▶ What you have to do
Copy the lines below word for word, leaving out the picture.

-- start of Data in this exercise --

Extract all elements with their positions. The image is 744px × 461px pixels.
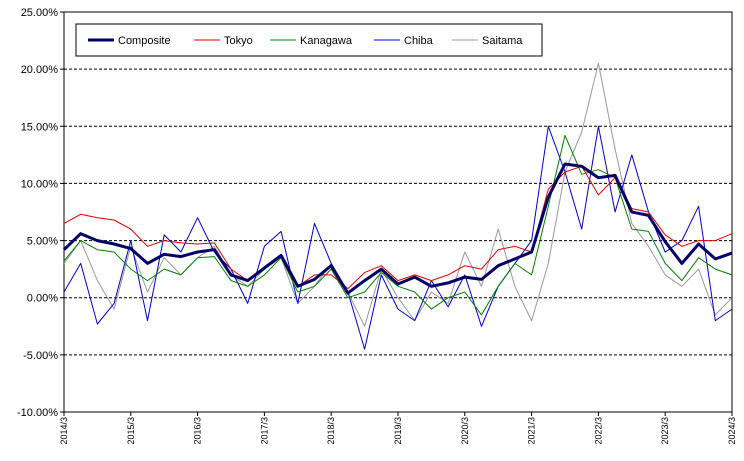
legend-label-kanagawa: Kanagawa xyxy=(300,35,353,47)
x-tick-label: 2018/3 xyxy=(326,417,336,445)
x-tick-label: 2020/3 xyxy=(460,417,470,445)
x-axis-ticks: 2014/3 2015/3 2016/3 2017/3 2018/3 2019/3 2020… xyxy=(59,412,737,445)
legend-label-tokyo: Tokyo xyxy=(224,35,253,47)
y-tick-label: 20.00% xyxy=(21,64,59,76)
plot-area xyxy=(63,11,733,413)
x-tick-label: 2023/3 xyxy=(660,417,670,445)
y-tick-label: 25.00% xyxy=(21,7,59,19)
series-line-kanagawa xyxy=(63,134,733,316)
x-tick-label: 2022/3 xyxy=(593,417,603,445)
x-tick-label: 2017/3 xyxy=(259,417,269,445)
legend: Composite Tokyo Kanagawa Chiba Saitama xyxy=(75,23,543,57)
legend-label-saitama: Saitama xyxy=(482,35,523,47)
y-tick-label: 10.00% xyxy=(21,178,59,190)
y-tick-label: 0.00% xyxy=(27,293,58,305)
x-tick-label: 2024/3 xyxy=(727,417,737,445)
grid-lines xyxy=(64,68,732,356)
legend-label-chiba: Chiba xyxy=(404,35,434,47)
x-tick-label: 2015/3 xyxy=(126,417,136,445)
x-tick-label: 2019/3 xyxy=(393,417,403,445)
series-line-saitama xyxy=(63,62,733,327)
x-tick-label: 2021/3 xyxy=(527,417,537,445)
series-line-composite xyxy=(62,162,733,295)
series-lines xyxy=(62,62,733,350)
y-tick-label: -5.00% xyxy=(23,350,58,362)
legend-label-composite: Composite xyxy=(118,35,171,47)
y-axis-ticks: -10.00% -5.00% 0.00% 5.00% 10.00% 15.00% 20.00… xyxy=(17,7,64,419)
series-line-chiba xyxy=(63,125,733,350)
y-tick-label: 5.00% xyxy=(27,236,58,248)
y-tick-label: -10.00% xyxy=(17,407,58,419)
y-tick-label: 15.00% xyxy=(21,121,59,133)
x-tick-label: 2016/3 xyxy=(193,417,203,445)
x-tick-label: 2014/3 xyxy=(59,417,69,445)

-- end of Data in this exercise --

▶ Answer to this exercise
Extract all elements with their positions. The image is 744px × 461px pixels.
legend-label-kanagawa: Kanagawa xyxy=(300,35,353,47)
x-tick-label: 2018/3 xyxy=(326,417,336,445)
x-tick-label: 2020/3 xyxy=(460,417,470,445)
x-axis-ticks: 2014/3 2015/3 2016/3 2017/3 2018/3 2019/3 2020… xyxy=(59,412,737,445)
legend-label-tokyo: Tokyo xyxy=(224,35,253,47)
y-tick-label: 20.00% xyxy=(21,64,59,76)
plot-area xyxy=(63,11,733,413)
x-tick-label: 2023/3 xyxy=(660,417,670,445)
y-tick-label: 25.00% xyxy=(21,7,59,19)
series-line-kanagawa xyxy=(63,134,733,316)
x-tick-label: 2022/3 xyxy=(593,417,603,445)
x-tick-label: 2017/3 xyxy=(259,417,269,445)
legend: Composite Tokyo Kanagawa Chiba Saitama xyxy=(75,23,543,57)
legend-label-saitama: Saitama xyxy=(482,35,523,47)
y-tick-label: 10.00% xyxy=(21,178,59,190)
y-tick-label: 0.00% xyxy=(27,293,58,305)
x-tick-label: 2024/3 xyxy=(727,417,737,445)
grid-lines xyxy=(64,68,732,356)
legend-label-chiba: Chiba xyxy=(404,35,434,47)
x-tick-label: 2015/3 xyxy=(126,417,136,445)
x-tick-label: 2019/3 xyxy=(393,417,403,445)
series-line-saitama xyxy=(63,62,733,327)
x-tick-label: 2021/3 xyxy=(527,417,537,445)
series-line-composite xyxy=(62,162,733,295)
series-lines xyxy=(62,62,733,350)
y-tick-label: -5.00% xyxy=(23,350,58,362)
legend-label-composite: Composite xyxy=(118,35,171,47)
y-axis-ticks: -10.00% -5.00% 0.00% 5.00% 10.00% 15.00% 20.00… xyxy=(17,7,64,419)
series-line-chiba xyxy=(63,125,733,350)
y-tick-label: 5.00% xyxy=(27,236,58,248)
y-tick-label: -10.00% xyxy=(17,407,58,419)
y-tick-label: 15.00% xyxy=(21,121,59,133)
x-tick-label: 2016/3 xyxy=(193,417,203,445)
x-tick-label: 2014/3 xyxy=(59,417,69,445)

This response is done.